■ **Task material**:
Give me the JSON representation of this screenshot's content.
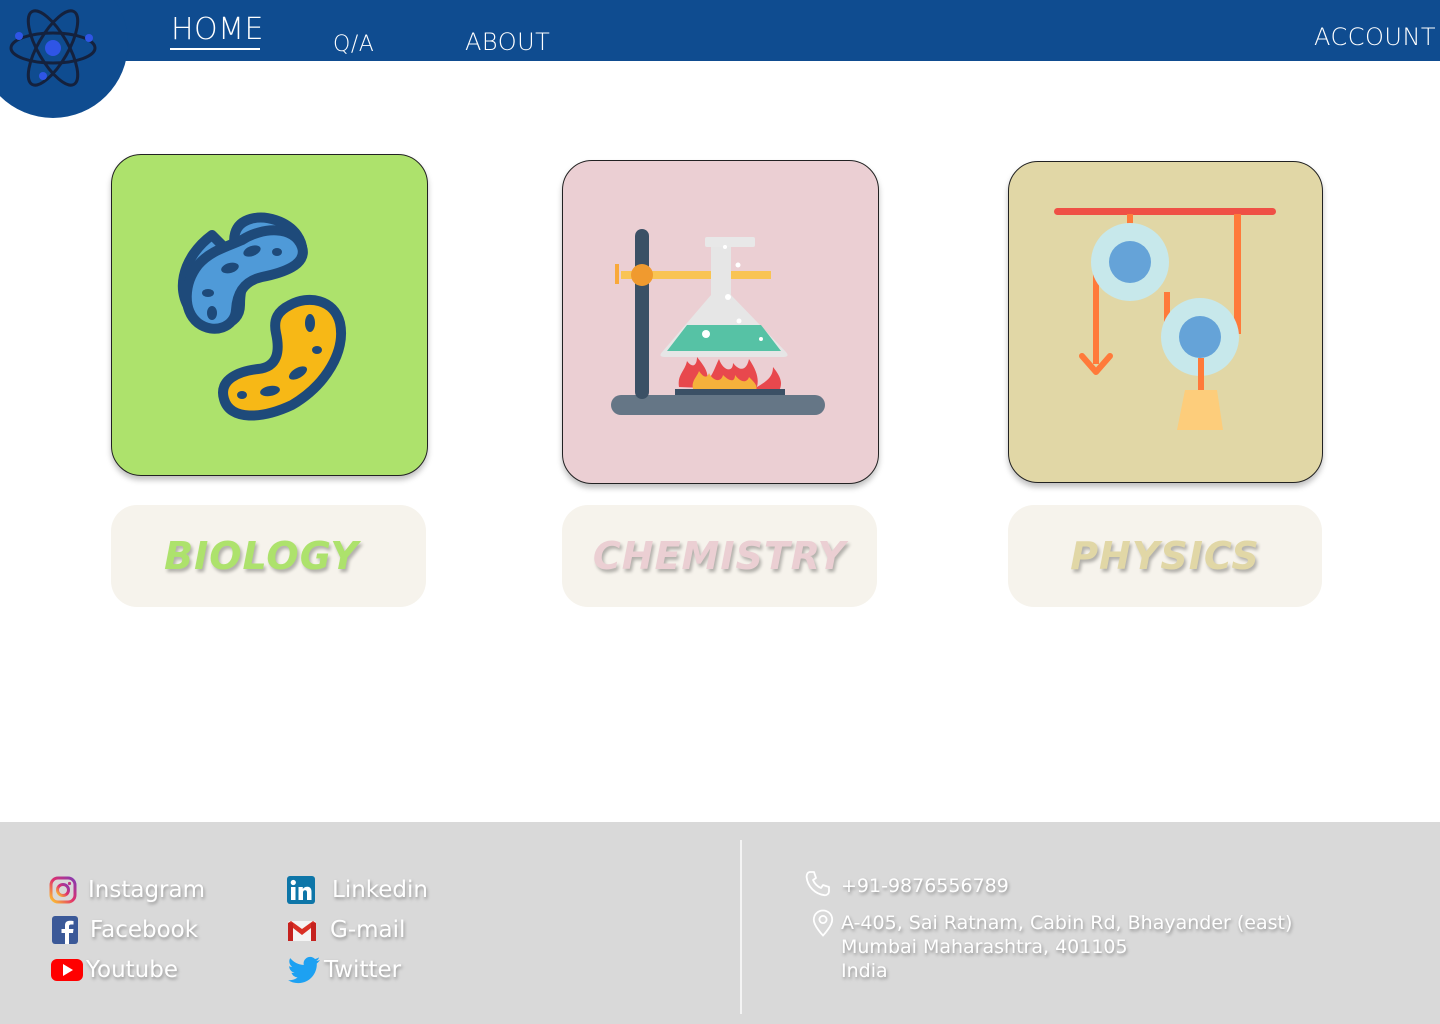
{
  "nav": {
    "home": "HOME",
    "qa": "Q/A",
    "about": "ABOUT",
    "account": "ACCOUNT"
  },
  "subjects": [
    {
      "label": "BIOLOGY",
      "icon": "bacteria-icon",
      "color": "#ade26c"
    },
    {
      "label": "CHEMISTRY",
      "icon": "lab-flask-burner-icon",
      "color": "#ebcfd3"
    },
    {
      "label": "PHYSICS",
      "icon": "pulley-icon",
      "color": "#e1d7a6"
    }
  ],
  "footer": {
    "social": [
      {
        "label": "Instagram",
        "icon": "instagram-icon"
      },
      {
        "label": "Facebook",
        "icon": "facebook-icon"
      },
      {
        "label": "Youtube",
        "icon": "youtube-icon"
      },
      {
        "label": "Linkedin",
        "icon": "linkedin-icon"
      },
      {
        "label": "G-mail",
        "icon": "gmail-icon"
      },
      {
        "label": "Twitter",
        "icon": "twitter-icon"
      }
    ],
    "phone": "+91-9876556789",
    "address": {
      "line1": "A-405, Sai Ratnam, Cabin Rd, Bhayander (east)",
      "line2": "Mumbai Maharashtra, 401105",
      "line3": "India"
    }
  },
  "colors": {
    "header": "#0f4c90",
    "footer": "#d9d9d9",
    "label_bg": "#f6f3ec"
  }
}
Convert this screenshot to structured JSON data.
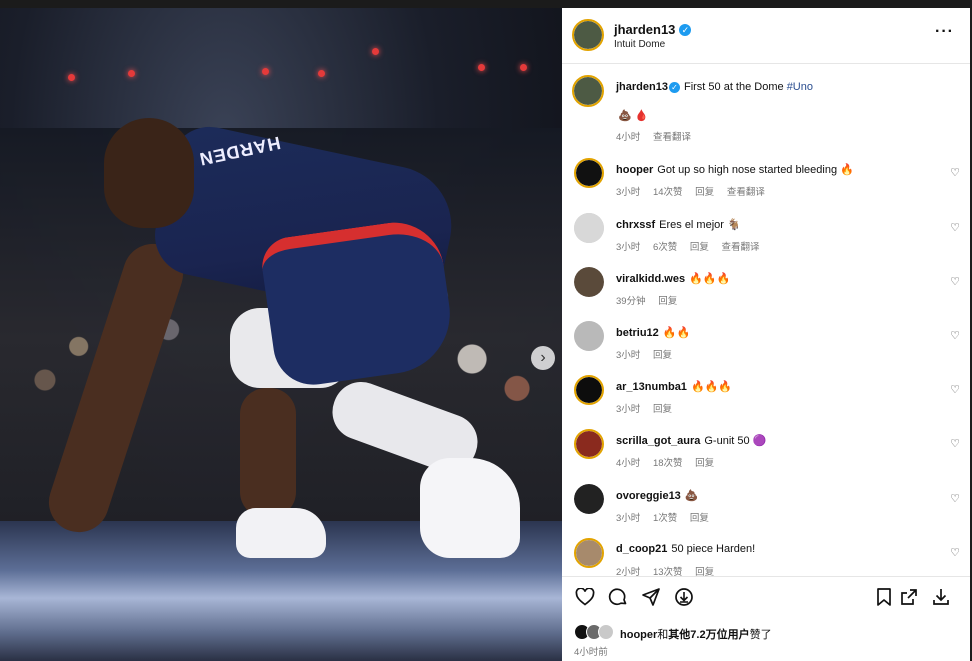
{
  "post": {
    "username": "jharden13",
    "location": "Intuit Dome",
    "caption_text": "First 50 at the Dome",
    "caption_tag": "#Uno",
    "caption_emojis": "💩 🩸",
    "caption_time": "4小时",
    "caption_translate": "查看翻译",
    "jersey_text": "HARDEN"
  },
  "comments": [
    {
      "user": "hooper",
      "text": "Got up so high nose started bleeding 🔥",
      "time": "3小时",
      "likes": "14次赞",
      "reply": "回复",
      "translate": "查看翻译",
      "avatar_color": "#111111"
    },
    {
      "user": "chrxssf",
      "text": "Eres el mejor 🐐",
      "time": "3小时",
      "likes": "6次赞",
      "reply": "回复",
      "translate": "查看翻译",
      "avatar_color": "#d8d8d8"
    },
    {
      "user": "viralkidd.wes",
      "text": "🔥🔥🔥",
      "time": "39分钟",
      "likes": "",
      "reply": "回复",
      "translate": "",
      "avatar_color": "#5a4a3a"
    },
    {
      "user": "betriu12",
      "text": "🔥🔥",
      "time": "3小时",
      "likes": "",
      "reply": "回复",
      "translate": "",
      "avatar_color": "#b9b9b9"
    },
    {
      "user": "ar_13numba1",
      "text": "🔥🔥🔥",
      "time": "3小时",
      "likes": "",
      "reply": "回复",
      "translate": "",
      "avatar_color": "#0d0d0d"
    },
    {
      "user": "scrilla_got_aura",
      "text": "G-unit 50 🟣",
      "time": "4小时",
      "likes": "18次赞",
      "reply": "回复",
      "translate": "",
      "avatar_color": "#8a2a1e"
    },
    {
      "user": "ovoreggie13",
      "text": "💩",
      "time": "3小时",
      "likes": "1次赞",
      "reply": "回复",
      "translate": "",
      "avatar_color": "#222222"
    },
    {
      "user": "d_coop21",
      "text": "50 piece Harden!",
      "time": "2小时",
      "likes": "13次赞",
      "reply": "回复",
      "translate": "",
      "avatar_color": "#a78a6c"
    }
  ],
  "actions": {
    "like_icon": "heart-icon",
    "comment_icon": "comment-icon",
    "share_icon": "send-icon",
    "remix_icon": "arrow-circle-icon",
    "save_icon": "bookmark-icon",
    "external_icon": "external-link-icon",
    "download_icon": "download-icon"
  },
  "likes_summary": {
    "user": "hooper",
    "middle": "和",
    "rest": "其他7.2万位用户",
    "suffix": "赞了"
  },
  "timestamp": "4小时前",
  "colors": {
    "verified": "#1d9bf0",
    "story_ring": "#e2a300",
    "hashtag": "#2a4d8f"
  }
}
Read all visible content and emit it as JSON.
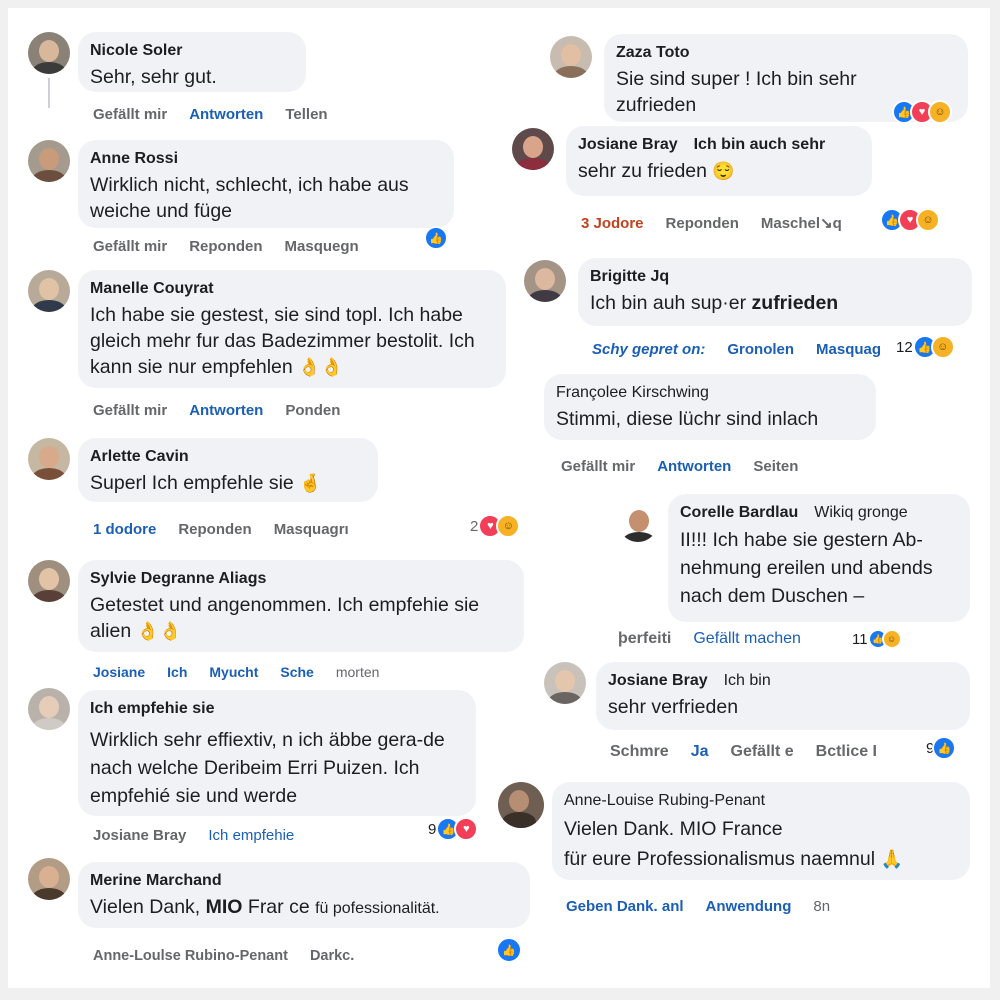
{
  "comments": [
    {
      "name": "Nicole Soler",
      "text": "Sehr, sehr gut.",
      "actions": [
        "Gefällt mir",
        "Antworten",
        "Tellen"
      ]
    },
    {
      "name": "Anne Rossi",
      "text": "Wirklich nicht, schlecht, ich habe aus weiche und füge",
      "actions": [
        "Gefällt mir",
        "Reponden",
        "Masquegn"
      ]
    },
    {
      "name": "Manelle Couyrat",
      "text": "Ich habe sie gestest, sie sind topl. Ich habe gleich mehr fur das Badezimmer bestolit. Ich kann sie nur empfehlen",
      "emoji": "👌👌",
      "actions": [
        "Gefällt mir",
        "Antworten",
        "Ponden"
      ]
    },
    {
      "name": "Arlette Cavin",
      "text": "Superl Ich empfehle sie",
      "emoji": "🤞",
      "actions": [
        "1 dodore",
        "Reponden",
        "Masquagrı"
      ],
      "count": "2"
    },
    {
      "name": "Sylvie Degranne Aliags",
      "text": "Getestet und angenommen. Ich empfehie sie alien",
      "emoji": "👌👌",
      "actions": [
        "Josiane",
        "Ich",
        "Myucht",
        "Sche",
        "morten"
      ]
    },
    {
      "name": "Ich empfehie sie",
      "text": "Wirklich sehr effiextiv, n ich äbbe gera-de nach welche Deribeim Erri Puizen. Ich empfehié sie und werde",
      "actions": [
        "Josiane Bray",
        "Ich empfehie"
      ],
      "count": "9"
    },
    {
      "name": "Merine Marchand",
      "text_a": "Vielen Dank,",
      "text_b": "MIO",
      "text_c": "Frar ce",
      "text_d": "fü pofessionalität.",
      "actions": [
        "Anne-Loulse Rubino-Penant",
        "Darkc."
      ]
    },
    {
      "name": "Zaza Toto",
      "text": "Sie sind super ! Ich bin sehr zufrieden"
    },
    {
      "name": "Josiane Bray",
      "name_extra": "Ich bin auch sehr",
      "text": "sehr zu frieden",
      "emoji": "😌",
      "actions": [
        "3 Jodore",
        "Reponden",
        "Maschel↘q"
      ]
    },
    {
      "name": "Brigitte Jq",
      "text_a": "Ich bin auh sup·er",
      "text_b": "zufrieden",
      "actions": [
        "Schy gepret on:",
        "Gronolen",
        "Masquag"
      ],
      "count": "12"
    },
    {
      "name": "Françolee Kirschwing",
      "text": "Stimmi, diese lüchr sind inlach",
      "actions": [
        "Gefällt mir",
        "Antworten",
        "Seiten"
      ]
    },
    {
      "name": "Corelle Bardlau",
      "name_extra": "Wikiq gronge",
      "text": "II!!! Ich habe sie gestern Ab-nehmung ereilen und abends nach dem Duschen –",
      "actions": [
        "þerfeiti",
        "Gefällt machen"
      ],
      "count": "11"
    },
    {
      "name": "Josiane Bray",
      "name_extra": "Ich bin",
      "text": "sehr verfrieden",
      "actions": [
        "Schmre",
        "Ja",
        "Gefällt e",
        "Bctlice I"
      ],
      "count": "9"
    },
    {
      "name": "Anne-Louise Rubing-Penant",
      "text_a": "Vielen Dank. MIO France",
      "text_b": "für eure Professionalismus naemnul",
      "emoji": "🙏",
      "actions": [
        "Geben Dank. anl",
        "Anwendung",
        "8n"
      ]
    }
  ],
  "colors": {
    "like": "#1877f2",
    "love": "#f33e58",
    "haha": "#f7b125",
    "bubble": "#f0f2f5",
    "link": "#1b5fb4"
  },
  "icons": {
    "like": "like-icon",
    "love": "love-icon",
    "haha": "haha-icon"
  }
}
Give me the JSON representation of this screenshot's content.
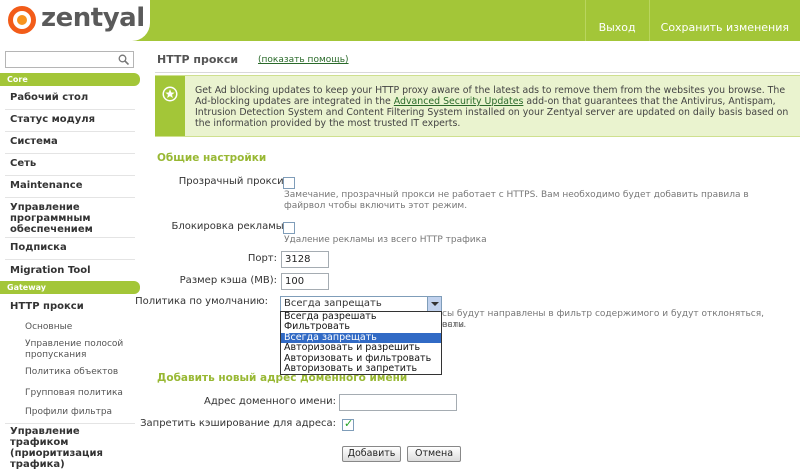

■ **Goal of the exercise**: Every line above must appear in the answer unchanged, and no picture may appear in it.

■ **Exercise answer**:
Give me the JSON representation of this screenshot's content.
{
  "nav": {
    "home": "HOME",
    "qa": "Q/A",
    "about": "ABOUT",
    "account": "ACCOUNT"
  },
  "subjects": [
    {
      "label": "BIOLOGY",
      "icon": "bacteria-icon",
      "color": "#ade26c"
    },
    {
      "label": "CHEMISTRY",
      "icon": "lab-flask-burner-icon",
      "color": "#ebcfd3"
    },
    {
      "label": "PHYSICS",
      "icon": "pulley-icon",
      "color": "#e1d7a6"
    }
  ],
  "footer": {
    "social": [
      {
        "label": "Instagram",
        "icon": "instagram-icon"
      },
      {
        "label": "Facebook",
        "icon": "facebook-icon"
      },
      {
        "label": "Youtube",
        "icon": "youtube-icon"
      },
      {
        "label": "Linkedin",
        "icon": "linkedin-icon"
      },
      {
        "label": "G-mail",
        "icon": "gmail-icon"
      },
      {
        "label": "Twitter",
        "icon": "twitter-icon"
      }
    ],
    "phone": "+91-9876556789",
    "address": {
      "line1": "A-405, Sai Ratnam, Cabin Rd, Bhayander (east)",
      "line2": "Mumbai Maharashtra, 401105",
      "line3": "India"
    }
  },
  "colors": {
    "header": "#0f4c90",
    "footer": "#d9d9d9",
    "label_bg": "#f6f3ec"
  }
}
Convert this screenshot to structured JSON data.
{
  "post": {
    "username": "jharden13",
    "location": "Intuit Dome",
    "caption_text": "First 50 at the Dome",
    "caption_tag": "#Uno",
    "caption_emojis": "💩 🩸",
    "caption_time": "4小时",
    "caption_translate": "查看翻译",
    "jersey_text": "HARDEN"
  },
  "comments": [
    {
      "user": "hooper",
      "text": "Got up so high nose started bleeding 🔥",
      "time": "3小时",
      "likes": "14次赞",
      "reply": "回复",
      "translate": "查看翻译",
      "avatar_color": "#111111"
    },
    {
      "user": "chrxssf",
      "text": "Eres el mejor 🐐",
      "time": "3小时",
      "likes": "6次赞",
      "reply": "回复",
      "translate": "查看翻译",
      "avatar_color": "#d8d8d8"
    },
    {
      "user": "viralkidd.wes",
      "text": "🔥🔥🔥",
      "time": "39分钟",
      "likes": "",
      "reply": "回复",
      "translate": "",
      "avatar_color": "#5a4a3a"
    },
    {
      "user": "betriu12",
      "text": "🔥🔥",
      "time": "3小时",
      "likes": "",
      "reply": "回复",
      "translate": "",
      "avatar_color": "#b9b9b9"
    },
    {
      "user": "ar_13numba1",
      "text": "🔥🔥🔥",
      "time": "3小时",
      "likes": "",
      "reply": "回复",
      "translate": "",
      "avatar_color": "#0d0d0d"
    },
    {
      "user": "scrilla_got_aura",
      "text": "G-unit 50 🟣",
      "time": "4小时",
      "likes": "18次赞",
      "reply": "回复",
      "translate": "",
      "avatar_color": "#8a2a1e"
    },
    {
      "user": "ovoreggie13",
      "text": "💩",
      "time": "3小时",
      "likes": "1次赞",
      "reply": "回复",
      "translate": "",
      "avatar_color": "#222222"
    },
    {
      "user": "d_coop21",
      "text": "50 piece Harden!",
      "time": "2小时",
      "likes": "13次赞",
      "reply": "回复",
      "translate": "",
      "avatar_color": "#a78a6c"
    }
  ],
  "actions": {
    "like_icon": "heart-icon",
    "comment_icon": "comment-icon",
    "share_icon": "send-icon",
    "remix_icon": "arrow-circle-icon",
    "save_icon": "bookmark-icon",
    "external_icon": "external-link-icon",
    "download_icon": "download-icon"
  },
  "likes_summary": {
    "user": "hooper",
    "middle": "和",
    "rest": "其他7.2万位用户",
    "suffix": "赞了"
  },
  "timestamp": "4小时前",
  "colors": {
    "verified": "#1d9bf0",
    "story_ring": "#e2a300",
    "hashtag": "#2a4d8f"
  }
}
Read all visible content and emit it as JSON.
{
  "comments": [
    {
      "name": "Nicole Soler",
      "text": "Sehr, sehr gut.",
      "actions": [
        "Gefällt mir",
        "Antworten",
        "Tellen"
      ]
    },
    {
      "name": "Anne Rossi",
      "text": "Wirklich nicht, schlecht, ich habe aus weiche und füge",
      "actions": [
        "Gefällt mir",
        "Reponden",
        "Masquegn"
      ]
    },
    {
      "name": "Manelle Couyrat",
      "text": "Ich habe sie gestest, sie sind topl. Ich habe gleich mehr fur das Badezimmer bestolit. Ich kann sie nur empfehlen",
      "emoji": "👌👌",
      "actions": [
        "Gefällt mir",
        "Antworten",
        "Ponden"
      ]
    },
    {
      "name": "Arlette Cavin",
      "text": "Superl Ich empfehle sie",
      "emoji": "🤞",
      "actions": [
        "1 dodore",
        "Reponden",
        "Masquagrı"
      ],
      "count": "2"
    },
    {
      "name": "Sylvie Degranne Aliags",
      "text": "Getestet und angenommen. Ich empfehie sie alien",
      "emoji": "👌👌",
      "actions": [
        "Josiane",
        "Ich",
        "Myucht",
        "Sche",
        "morten"
      ]
    },
    {
      "name": "Ich empfehie sie",
      "text": "Wirklich sehr effiextiv, n ich äbbe gera-de nach welche Deribeim Erri Puizen. Ich empfehié sie und werde",
      "actions": [
        "Josiane Bray",
        "Ich empfehie"
      ],
      "count": "9"
    },
    {
      "name": "Merine Marchand",
      "text_a": "Vielen Dank,",
      "text_b": "MIO",
      "text_c": "Frar ce",
      "text_d": "fü pofessionalität.",
      "actions": [
        "Anne-Loulse Rubino-Penant",
        "Darkc."
      ]
    },
    {
      "name": "Zaza Toto",
      "text": "Sie sind super ! Ich bin sehr zufrieden"
    },
    {
      "name": "Josiane Bray",
      "name_extra": "Ich bin auch sehr",
      "text": "sehr zu frieden",
      "emoji": "😌",
      "actions": [
        "3 Jodore",
        "Reponden",
        "Maschel↘q"
      ]
    },
    {
      "name": "Brigitte Jq",
      "text_a": "Ich bin auh sup·er",
      "text_b": "zufrieden",
      "actions": [
        "Schy gepret on:",
        "Gronolen",
        "Masquag"
      ],
      "count": "12"
    },
    {
      "name": "Françolee Kirschwing",
      "text": "Stimmi, diese lüchr sind inlach",
      "actions": [
        "Gefällt mir",
        "Antworten",
        "Seiten"
      ]
    },
    {
      "name": "Corelle Bardlau",
      "name_extra": "Wikiq gronge",
      "text": "II!!! Ich habe sie gestern Ab-nehmung ereilen und abends nach dem Duschen –",
      "actions": [
        "þerfeiti",
        "Gefällt machen"
      ],
      "count": "11"
    },
    {
      "name": "Josiane Bray",
      "name_extra": "Ich bin",
      "text": "sehr verfrieden",
      "actions": [
        "Schmre",
        "Ja",
        "Gefällt e",
        "Bctlice I"
      ],
      "count": "9"
    },
    {
      "name": "Anne-Louise Rubing-Penant",
      "text_a": "Vielen Dank. MIO France",
      "text_b": "für eure Professionalismus naemnul",
      "emoji": "🙏",
      "actions": [
        "Geben Dank. anl",
        "Anwendung",
        "8n"
      ]
    }
  ],
  "colors": {
    "like": "#1877f2",
    "love": "#f33e58",
    "haha": "#f7b125",
    "bubble": "#f0f2f5",
    "link": "#1b5fb4"
  },
  "icons": {
    "like": "like-icon",
    "love": "love-icon",
    "haha": "haha-icon"
  }
}
Give me the JSON representation of this screenshot's content.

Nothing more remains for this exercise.